→ **TASK DETAILS**
From the entries that follow, pick out all lines holding "Expect".

--- RECORD EXTRACTS ---

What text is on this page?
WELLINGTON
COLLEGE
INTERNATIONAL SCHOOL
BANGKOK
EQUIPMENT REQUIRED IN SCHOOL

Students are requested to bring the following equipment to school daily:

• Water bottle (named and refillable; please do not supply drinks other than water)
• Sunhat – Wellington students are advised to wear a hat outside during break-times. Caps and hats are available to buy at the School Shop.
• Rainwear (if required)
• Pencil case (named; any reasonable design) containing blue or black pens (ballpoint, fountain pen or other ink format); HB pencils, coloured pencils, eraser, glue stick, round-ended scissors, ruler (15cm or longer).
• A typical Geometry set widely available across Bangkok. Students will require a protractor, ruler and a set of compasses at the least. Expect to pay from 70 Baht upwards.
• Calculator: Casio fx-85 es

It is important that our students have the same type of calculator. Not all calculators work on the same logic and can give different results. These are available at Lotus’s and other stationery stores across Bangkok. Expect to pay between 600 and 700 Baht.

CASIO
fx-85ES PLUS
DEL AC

---
--- RECORD EXTRACTS ---

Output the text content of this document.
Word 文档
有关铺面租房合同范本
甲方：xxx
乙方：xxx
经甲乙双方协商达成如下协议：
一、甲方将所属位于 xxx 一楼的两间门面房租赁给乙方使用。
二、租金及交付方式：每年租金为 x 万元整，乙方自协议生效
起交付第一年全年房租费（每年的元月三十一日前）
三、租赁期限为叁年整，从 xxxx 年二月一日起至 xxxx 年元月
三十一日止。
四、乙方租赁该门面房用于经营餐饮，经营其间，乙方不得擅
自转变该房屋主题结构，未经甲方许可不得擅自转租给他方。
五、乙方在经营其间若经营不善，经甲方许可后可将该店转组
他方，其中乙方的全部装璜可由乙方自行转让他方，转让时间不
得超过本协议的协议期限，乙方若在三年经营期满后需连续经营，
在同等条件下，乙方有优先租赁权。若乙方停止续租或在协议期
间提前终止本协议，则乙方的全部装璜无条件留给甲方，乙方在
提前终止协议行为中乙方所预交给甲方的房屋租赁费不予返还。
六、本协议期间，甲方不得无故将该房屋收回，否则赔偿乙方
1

---
--- RECORD EXTRACTS ---

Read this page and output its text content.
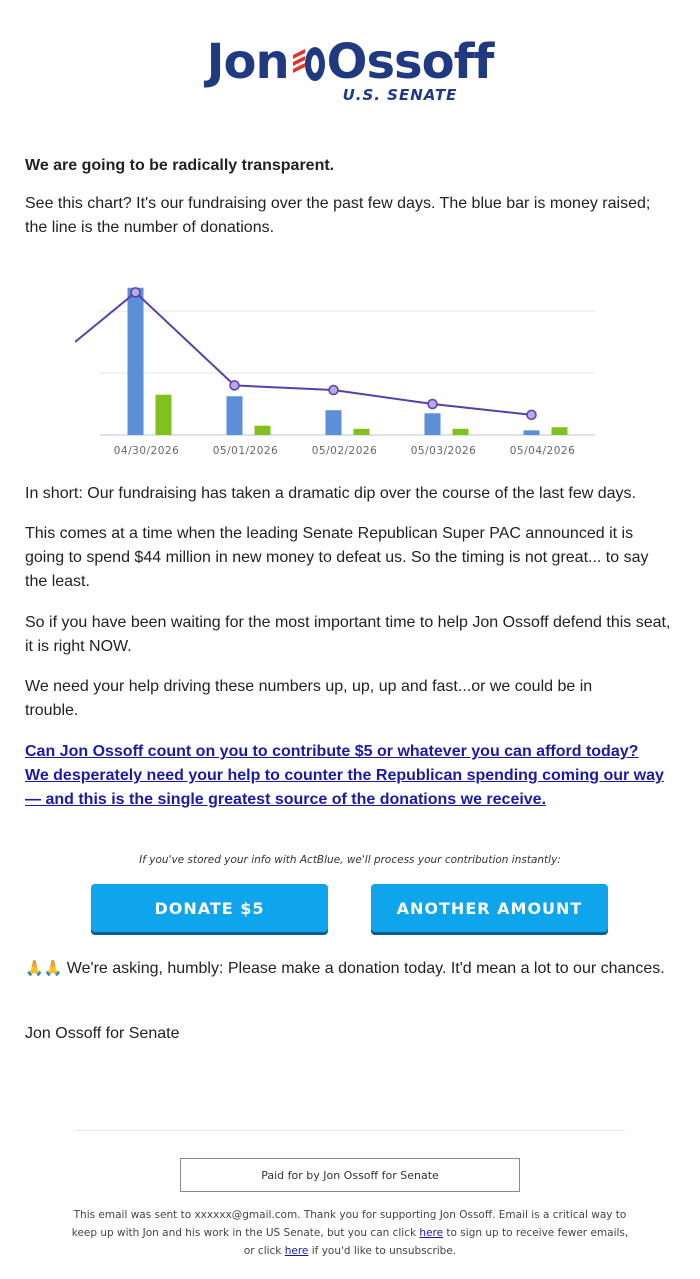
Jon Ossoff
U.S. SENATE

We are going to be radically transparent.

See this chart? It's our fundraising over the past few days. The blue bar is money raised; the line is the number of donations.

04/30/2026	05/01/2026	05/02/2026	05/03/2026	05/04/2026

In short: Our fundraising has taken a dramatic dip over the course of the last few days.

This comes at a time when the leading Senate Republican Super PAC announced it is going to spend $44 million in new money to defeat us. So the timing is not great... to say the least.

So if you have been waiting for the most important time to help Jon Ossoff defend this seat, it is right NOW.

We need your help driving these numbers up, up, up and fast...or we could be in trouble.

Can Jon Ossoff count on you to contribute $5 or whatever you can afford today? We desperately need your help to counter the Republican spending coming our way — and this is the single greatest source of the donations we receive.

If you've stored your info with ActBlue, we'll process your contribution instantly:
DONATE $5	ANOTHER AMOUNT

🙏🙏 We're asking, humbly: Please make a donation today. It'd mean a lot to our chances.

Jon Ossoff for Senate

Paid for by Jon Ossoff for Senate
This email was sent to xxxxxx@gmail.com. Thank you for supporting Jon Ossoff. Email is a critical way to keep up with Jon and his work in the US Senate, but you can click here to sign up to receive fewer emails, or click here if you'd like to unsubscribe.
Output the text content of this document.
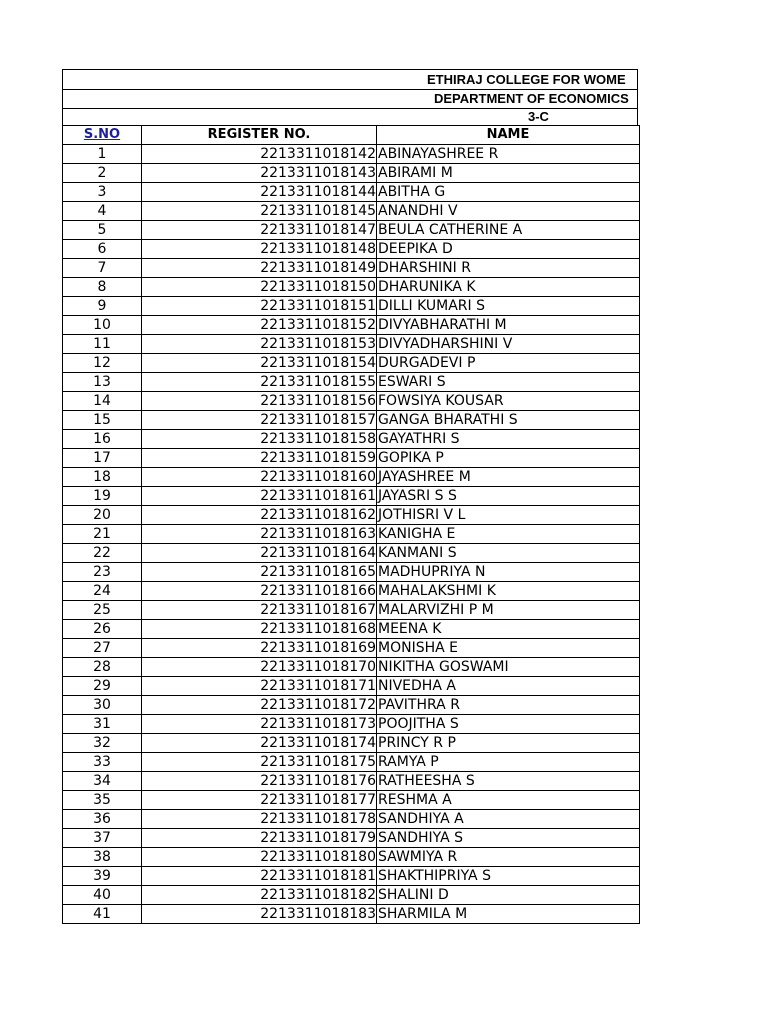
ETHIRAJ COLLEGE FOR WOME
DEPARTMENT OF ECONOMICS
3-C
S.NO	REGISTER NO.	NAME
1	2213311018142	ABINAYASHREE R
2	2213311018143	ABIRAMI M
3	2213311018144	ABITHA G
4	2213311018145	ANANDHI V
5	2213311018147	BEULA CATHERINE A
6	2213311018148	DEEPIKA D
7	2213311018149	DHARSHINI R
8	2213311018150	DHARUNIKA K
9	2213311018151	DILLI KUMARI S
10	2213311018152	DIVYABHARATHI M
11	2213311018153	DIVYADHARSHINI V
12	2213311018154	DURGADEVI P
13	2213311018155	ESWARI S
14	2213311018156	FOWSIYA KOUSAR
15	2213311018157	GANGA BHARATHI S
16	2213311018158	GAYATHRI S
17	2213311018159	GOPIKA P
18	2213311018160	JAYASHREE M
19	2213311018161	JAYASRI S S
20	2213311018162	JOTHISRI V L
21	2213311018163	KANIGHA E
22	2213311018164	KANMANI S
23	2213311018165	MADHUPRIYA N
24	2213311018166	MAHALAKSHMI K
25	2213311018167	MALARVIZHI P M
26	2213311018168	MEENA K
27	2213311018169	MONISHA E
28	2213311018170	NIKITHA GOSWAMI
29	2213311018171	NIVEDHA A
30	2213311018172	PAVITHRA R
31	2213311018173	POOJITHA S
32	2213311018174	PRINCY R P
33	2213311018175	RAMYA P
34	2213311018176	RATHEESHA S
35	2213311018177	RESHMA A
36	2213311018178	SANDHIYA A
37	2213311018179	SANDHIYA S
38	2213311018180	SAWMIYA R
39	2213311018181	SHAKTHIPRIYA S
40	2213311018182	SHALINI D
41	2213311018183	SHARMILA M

---

→ **RESPONSE TO THE TASK**
• A typical Geometry set widely available across Bangkok. Students will require a protractor, ruler and a set of compasses at the least. Expect to pay from 70 Baht upwards.
It is important that our students have the same type of calculator. Not all calculators work on the same logic and can give different results. These are available at Lotus’s and other stationery stores across Bangkok. Expect to pay between 600 and 700 Baht.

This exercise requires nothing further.